::: STORED DATA

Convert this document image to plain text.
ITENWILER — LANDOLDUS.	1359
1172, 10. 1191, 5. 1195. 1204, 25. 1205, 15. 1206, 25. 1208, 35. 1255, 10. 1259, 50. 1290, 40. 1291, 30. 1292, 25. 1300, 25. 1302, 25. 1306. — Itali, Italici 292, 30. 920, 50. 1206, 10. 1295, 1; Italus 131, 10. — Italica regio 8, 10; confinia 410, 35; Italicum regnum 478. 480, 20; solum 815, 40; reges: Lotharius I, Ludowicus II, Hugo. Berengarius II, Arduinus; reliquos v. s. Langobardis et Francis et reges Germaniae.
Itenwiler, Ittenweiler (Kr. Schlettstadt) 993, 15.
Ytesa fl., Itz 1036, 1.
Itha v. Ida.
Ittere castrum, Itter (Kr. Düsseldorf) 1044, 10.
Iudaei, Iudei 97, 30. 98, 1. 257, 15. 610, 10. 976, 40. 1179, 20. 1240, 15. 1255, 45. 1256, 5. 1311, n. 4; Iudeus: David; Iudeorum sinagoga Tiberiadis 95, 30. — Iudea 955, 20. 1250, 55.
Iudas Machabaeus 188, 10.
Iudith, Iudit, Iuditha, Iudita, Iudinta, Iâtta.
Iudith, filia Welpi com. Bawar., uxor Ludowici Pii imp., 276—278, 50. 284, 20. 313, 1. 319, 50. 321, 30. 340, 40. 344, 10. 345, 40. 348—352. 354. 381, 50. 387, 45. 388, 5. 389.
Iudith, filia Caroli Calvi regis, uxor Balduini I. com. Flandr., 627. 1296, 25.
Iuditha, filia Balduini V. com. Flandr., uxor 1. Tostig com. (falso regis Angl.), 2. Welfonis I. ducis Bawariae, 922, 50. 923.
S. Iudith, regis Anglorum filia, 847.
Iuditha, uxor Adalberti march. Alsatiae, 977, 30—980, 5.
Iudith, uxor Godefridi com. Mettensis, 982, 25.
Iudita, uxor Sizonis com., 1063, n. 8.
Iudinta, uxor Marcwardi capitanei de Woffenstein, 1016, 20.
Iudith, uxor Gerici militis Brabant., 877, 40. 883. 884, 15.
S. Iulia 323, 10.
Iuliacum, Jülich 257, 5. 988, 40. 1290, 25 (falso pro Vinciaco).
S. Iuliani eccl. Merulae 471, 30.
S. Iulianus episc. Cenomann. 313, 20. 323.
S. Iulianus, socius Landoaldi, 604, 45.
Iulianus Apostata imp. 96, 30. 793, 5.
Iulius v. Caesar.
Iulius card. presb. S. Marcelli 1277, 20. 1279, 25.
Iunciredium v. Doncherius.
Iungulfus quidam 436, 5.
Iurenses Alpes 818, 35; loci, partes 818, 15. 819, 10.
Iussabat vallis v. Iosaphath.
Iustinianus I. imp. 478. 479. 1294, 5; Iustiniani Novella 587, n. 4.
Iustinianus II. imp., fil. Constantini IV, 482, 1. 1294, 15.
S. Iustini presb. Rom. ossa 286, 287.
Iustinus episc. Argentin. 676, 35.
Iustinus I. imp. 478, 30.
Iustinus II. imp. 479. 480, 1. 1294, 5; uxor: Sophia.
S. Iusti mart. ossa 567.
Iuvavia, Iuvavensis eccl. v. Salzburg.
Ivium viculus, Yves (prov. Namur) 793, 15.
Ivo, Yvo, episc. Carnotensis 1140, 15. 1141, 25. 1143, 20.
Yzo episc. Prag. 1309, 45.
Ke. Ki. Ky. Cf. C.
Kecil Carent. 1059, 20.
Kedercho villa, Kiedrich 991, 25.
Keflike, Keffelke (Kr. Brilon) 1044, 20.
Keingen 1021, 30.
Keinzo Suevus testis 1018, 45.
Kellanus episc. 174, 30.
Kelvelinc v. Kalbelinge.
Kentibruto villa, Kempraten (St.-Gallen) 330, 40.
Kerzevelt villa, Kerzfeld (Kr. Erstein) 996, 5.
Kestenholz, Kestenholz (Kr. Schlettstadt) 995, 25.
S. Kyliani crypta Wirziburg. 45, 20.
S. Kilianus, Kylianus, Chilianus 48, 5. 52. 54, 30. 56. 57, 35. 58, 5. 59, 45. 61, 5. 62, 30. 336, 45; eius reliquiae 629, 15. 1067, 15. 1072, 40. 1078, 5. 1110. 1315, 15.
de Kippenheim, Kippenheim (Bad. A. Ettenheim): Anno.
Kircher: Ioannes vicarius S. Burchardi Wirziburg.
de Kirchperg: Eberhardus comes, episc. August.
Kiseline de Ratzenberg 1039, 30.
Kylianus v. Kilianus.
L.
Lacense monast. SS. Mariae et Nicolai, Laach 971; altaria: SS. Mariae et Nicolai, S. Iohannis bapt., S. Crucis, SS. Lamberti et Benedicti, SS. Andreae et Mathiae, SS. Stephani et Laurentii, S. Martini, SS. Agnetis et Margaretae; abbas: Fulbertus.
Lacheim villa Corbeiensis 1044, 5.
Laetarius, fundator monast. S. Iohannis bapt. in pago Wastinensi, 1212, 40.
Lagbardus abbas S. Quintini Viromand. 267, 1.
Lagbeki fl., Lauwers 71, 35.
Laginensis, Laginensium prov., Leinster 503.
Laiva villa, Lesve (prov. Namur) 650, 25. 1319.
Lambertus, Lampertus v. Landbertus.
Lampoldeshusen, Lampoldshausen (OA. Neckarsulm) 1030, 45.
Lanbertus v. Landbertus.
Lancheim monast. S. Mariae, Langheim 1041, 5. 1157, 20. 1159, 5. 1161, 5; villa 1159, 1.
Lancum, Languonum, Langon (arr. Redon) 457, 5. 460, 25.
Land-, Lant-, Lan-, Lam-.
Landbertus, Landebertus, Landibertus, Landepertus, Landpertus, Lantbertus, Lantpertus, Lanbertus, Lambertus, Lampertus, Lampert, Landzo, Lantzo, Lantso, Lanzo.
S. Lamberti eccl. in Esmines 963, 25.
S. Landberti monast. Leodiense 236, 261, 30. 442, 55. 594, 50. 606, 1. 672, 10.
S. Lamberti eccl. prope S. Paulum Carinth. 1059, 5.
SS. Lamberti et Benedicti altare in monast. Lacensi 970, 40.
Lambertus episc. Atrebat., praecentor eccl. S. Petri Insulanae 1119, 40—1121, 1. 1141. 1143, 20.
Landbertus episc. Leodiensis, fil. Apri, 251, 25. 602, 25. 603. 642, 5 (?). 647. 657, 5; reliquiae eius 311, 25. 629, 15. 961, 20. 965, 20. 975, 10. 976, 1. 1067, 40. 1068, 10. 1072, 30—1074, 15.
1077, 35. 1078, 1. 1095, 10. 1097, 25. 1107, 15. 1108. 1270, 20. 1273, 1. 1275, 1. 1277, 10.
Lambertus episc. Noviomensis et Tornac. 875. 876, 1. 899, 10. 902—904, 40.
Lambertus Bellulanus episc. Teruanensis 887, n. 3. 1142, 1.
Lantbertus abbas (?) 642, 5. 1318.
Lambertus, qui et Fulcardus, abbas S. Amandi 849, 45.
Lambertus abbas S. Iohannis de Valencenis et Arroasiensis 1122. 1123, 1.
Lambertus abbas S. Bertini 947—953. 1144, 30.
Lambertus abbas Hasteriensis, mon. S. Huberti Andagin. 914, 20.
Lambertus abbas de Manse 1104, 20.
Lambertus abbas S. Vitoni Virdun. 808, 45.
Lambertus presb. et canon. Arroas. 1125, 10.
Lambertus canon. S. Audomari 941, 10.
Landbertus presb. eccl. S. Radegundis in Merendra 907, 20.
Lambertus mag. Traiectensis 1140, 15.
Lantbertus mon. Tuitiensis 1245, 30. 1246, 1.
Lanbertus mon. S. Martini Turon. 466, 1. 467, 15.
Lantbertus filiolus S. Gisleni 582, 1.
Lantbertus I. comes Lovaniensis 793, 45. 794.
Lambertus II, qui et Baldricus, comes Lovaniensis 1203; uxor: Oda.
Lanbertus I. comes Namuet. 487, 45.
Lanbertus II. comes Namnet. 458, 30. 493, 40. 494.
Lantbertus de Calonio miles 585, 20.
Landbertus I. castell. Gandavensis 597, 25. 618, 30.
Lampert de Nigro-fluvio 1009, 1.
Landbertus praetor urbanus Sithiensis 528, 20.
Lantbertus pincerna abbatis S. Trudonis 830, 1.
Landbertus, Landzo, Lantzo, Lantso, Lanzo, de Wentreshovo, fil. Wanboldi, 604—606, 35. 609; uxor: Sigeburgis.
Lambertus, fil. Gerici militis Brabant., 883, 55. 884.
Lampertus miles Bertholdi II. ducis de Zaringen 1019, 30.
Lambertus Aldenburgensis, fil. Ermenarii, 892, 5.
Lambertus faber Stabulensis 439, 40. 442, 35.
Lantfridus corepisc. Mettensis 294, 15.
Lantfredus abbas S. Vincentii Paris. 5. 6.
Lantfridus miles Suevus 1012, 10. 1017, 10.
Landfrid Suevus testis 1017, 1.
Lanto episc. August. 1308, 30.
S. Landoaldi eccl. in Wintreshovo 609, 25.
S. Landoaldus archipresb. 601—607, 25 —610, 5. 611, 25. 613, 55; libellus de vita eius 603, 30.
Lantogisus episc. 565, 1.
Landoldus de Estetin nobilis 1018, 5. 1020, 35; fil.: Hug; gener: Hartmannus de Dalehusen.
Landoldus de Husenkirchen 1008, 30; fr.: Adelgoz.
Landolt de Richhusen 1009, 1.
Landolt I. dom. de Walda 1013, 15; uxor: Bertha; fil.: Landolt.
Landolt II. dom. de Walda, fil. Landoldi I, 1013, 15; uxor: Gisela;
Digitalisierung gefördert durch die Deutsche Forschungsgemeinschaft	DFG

::::::

WRITTEN EXERCISE:
Filter the entries and copy out every line with the word "Flandr".

FINAL RESULT:
Iudith, filia Caroli Calvi regis, uxor Balduini I. com. Flandr., 627. 1296, 25.
Iuditha, filia Balduini V. com. Flandr., uxor 1. Tostig com. (falso regis Angl.), 2. Welfonis I. ducis Bawariae, 922, 50. 923.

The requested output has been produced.